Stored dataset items
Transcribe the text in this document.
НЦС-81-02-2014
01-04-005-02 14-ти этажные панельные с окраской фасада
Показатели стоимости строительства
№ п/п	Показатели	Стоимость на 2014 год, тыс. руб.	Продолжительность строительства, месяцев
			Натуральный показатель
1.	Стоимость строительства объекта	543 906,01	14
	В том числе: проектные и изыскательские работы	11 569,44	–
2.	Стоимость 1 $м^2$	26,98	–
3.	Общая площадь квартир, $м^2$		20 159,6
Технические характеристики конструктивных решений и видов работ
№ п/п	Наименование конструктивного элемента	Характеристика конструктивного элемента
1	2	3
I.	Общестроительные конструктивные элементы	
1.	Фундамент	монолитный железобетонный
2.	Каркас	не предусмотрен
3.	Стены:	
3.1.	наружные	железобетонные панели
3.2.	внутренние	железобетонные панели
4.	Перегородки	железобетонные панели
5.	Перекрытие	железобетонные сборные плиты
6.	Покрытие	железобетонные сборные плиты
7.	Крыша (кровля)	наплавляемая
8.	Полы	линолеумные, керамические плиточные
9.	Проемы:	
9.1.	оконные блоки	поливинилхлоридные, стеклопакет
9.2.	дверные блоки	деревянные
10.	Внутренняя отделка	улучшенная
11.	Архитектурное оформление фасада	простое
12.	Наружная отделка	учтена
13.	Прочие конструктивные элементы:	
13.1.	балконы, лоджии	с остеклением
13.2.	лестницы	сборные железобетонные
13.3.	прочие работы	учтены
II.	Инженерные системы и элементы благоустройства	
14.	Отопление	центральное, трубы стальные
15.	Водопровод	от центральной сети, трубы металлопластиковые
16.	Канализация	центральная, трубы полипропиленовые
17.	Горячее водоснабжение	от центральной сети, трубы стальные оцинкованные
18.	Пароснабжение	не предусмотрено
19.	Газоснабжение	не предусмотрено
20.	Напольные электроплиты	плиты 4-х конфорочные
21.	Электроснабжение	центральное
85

--

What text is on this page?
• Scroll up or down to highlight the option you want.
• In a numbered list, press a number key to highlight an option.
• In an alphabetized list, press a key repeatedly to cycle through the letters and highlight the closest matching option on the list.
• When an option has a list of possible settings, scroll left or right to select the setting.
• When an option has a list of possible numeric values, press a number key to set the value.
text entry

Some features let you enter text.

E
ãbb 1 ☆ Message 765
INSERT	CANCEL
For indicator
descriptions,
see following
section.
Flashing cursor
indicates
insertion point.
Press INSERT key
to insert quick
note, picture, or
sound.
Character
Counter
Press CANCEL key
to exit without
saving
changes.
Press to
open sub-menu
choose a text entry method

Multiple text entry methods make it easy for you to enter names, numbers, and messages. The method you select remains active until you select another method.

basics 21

---

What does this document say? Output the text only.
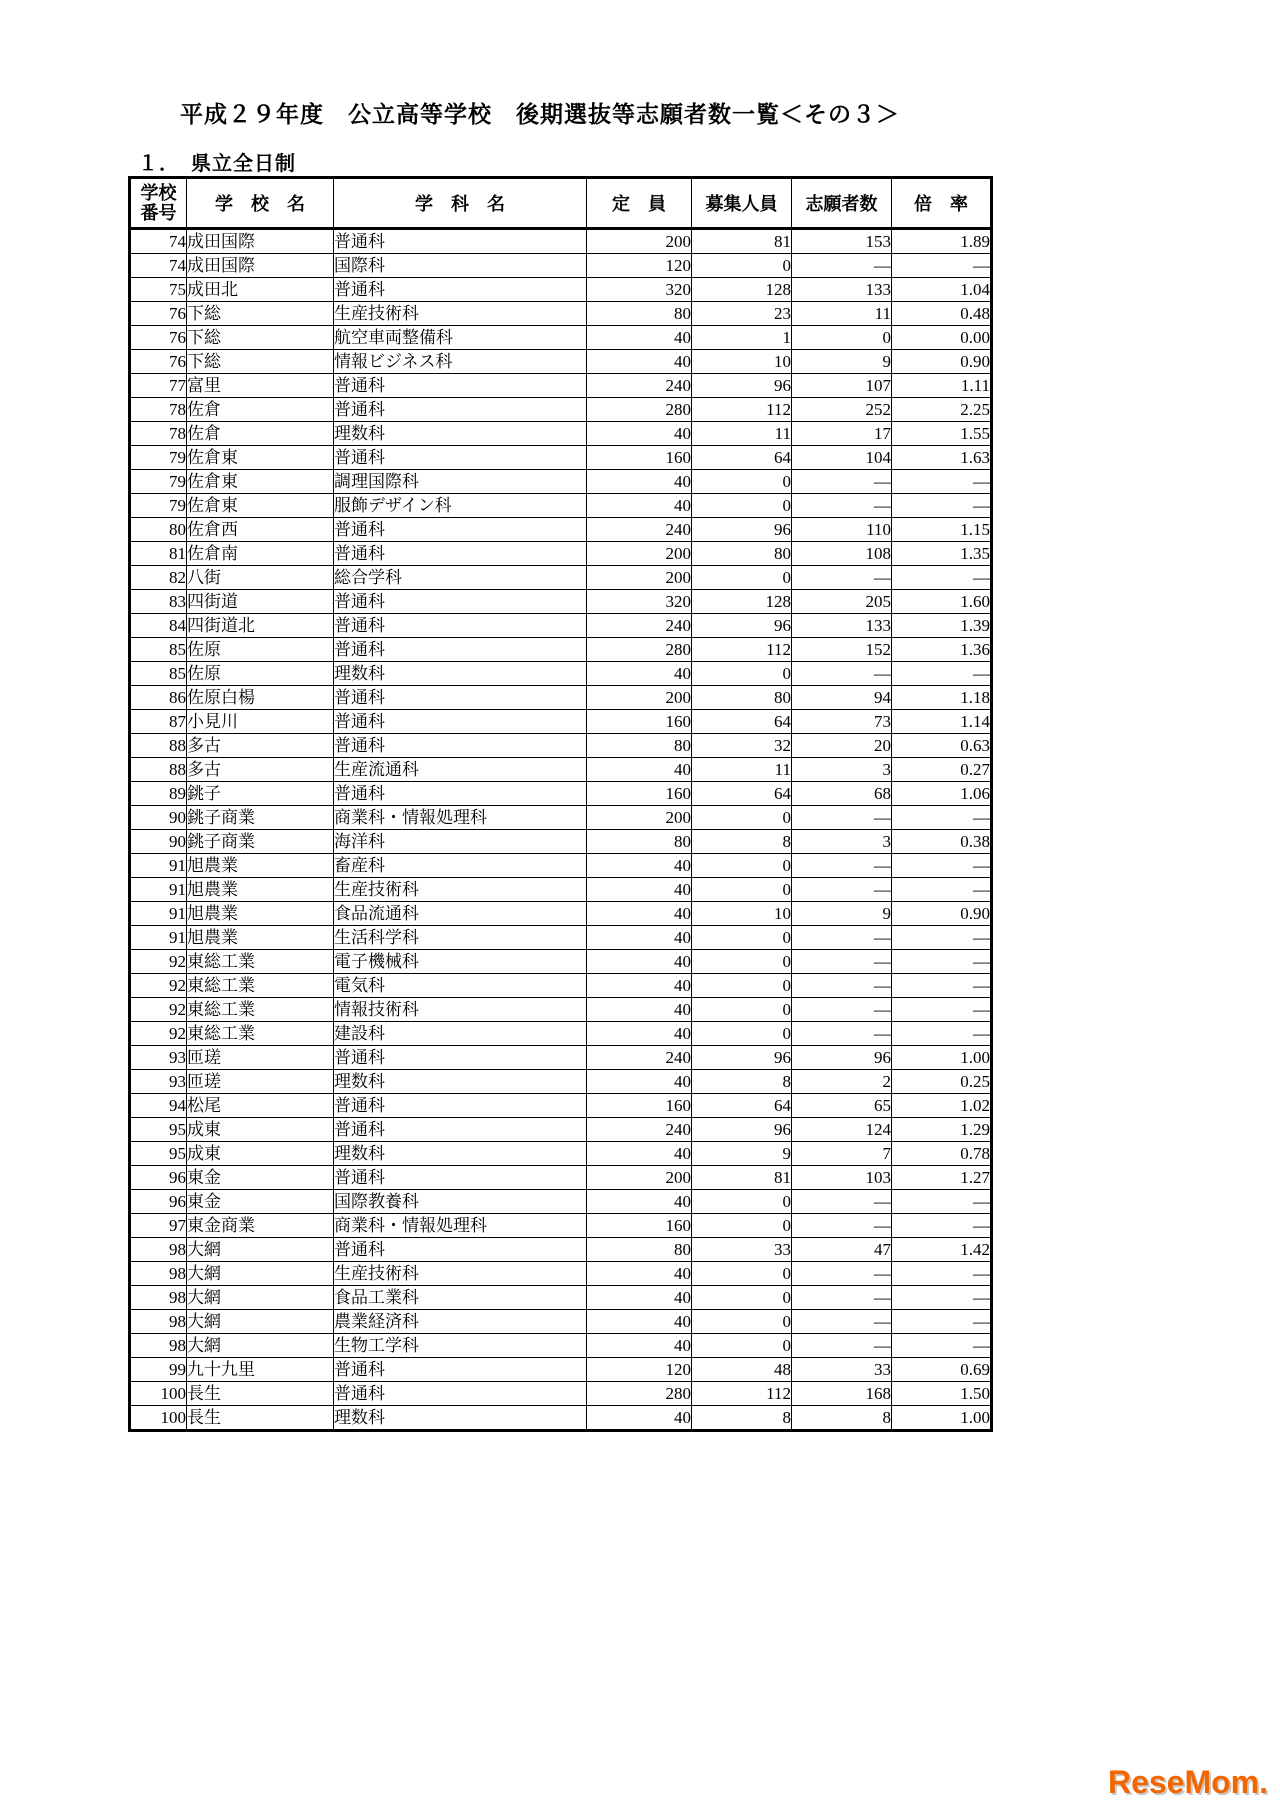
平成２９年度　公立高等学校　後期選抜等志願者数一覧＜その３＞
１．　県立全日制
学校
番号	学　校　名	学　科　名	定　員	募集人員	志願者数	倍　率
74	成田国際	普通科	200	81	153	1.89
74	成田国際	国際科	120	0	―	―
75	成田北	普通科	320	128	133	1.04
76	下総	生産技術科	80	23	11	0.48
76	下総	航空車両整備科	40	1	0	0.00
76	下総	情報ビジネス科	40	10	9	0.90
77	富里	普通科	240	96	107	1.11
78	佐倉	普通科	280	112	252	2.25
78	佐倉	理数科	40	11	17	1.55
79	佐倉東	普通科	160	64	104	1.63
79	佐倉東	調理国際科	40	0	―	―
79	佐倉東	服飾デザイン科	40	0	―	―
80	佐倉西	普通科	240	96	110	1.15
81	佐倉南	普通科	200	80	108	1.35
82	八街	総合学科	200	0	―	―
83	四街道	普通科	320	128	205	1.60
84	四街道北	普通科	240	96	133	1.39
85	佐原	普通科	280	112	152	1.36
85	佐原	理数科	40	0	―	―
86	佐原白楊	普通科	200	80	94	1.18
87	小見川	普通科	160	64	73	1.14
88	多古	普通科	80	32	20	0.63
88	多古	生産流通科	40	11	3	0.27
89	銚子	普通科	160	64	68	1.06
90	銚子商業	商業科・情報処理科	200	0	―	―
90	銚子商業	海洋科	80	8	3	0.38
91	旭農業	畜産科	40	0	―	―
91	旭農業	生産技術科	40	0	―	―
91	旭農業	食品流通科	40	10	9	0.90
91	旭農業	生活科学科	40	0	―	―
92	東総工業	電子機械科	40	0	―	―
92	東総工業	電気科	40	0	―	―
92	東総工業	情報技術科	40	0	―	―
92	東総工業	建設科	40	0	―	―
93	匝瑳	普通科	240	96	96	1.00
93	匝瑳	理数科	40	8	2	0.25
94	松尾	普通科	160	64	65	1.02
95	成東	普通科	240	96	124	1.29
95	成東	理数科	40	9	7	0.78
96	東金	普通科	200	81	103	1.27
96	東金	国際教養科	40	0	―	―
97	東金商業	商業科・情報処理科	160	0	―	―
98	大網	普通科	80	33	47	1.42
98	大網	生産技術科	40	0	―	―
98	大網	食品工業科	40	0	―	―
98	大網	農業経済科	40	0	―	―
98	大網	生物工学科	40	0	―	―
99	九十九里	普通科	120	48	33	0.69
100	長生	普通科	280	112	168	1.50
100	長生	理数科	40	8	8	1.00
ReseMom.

→ **EXERCISE PROMPT**: Where a line above holds the string "фасада", show that line.

→ **RESPONSE TO THIS EXERCISE**:
01-04-005-02 14-ти этажные панельные с окраской фасада
11.	Архитектурное оформление фасада	простое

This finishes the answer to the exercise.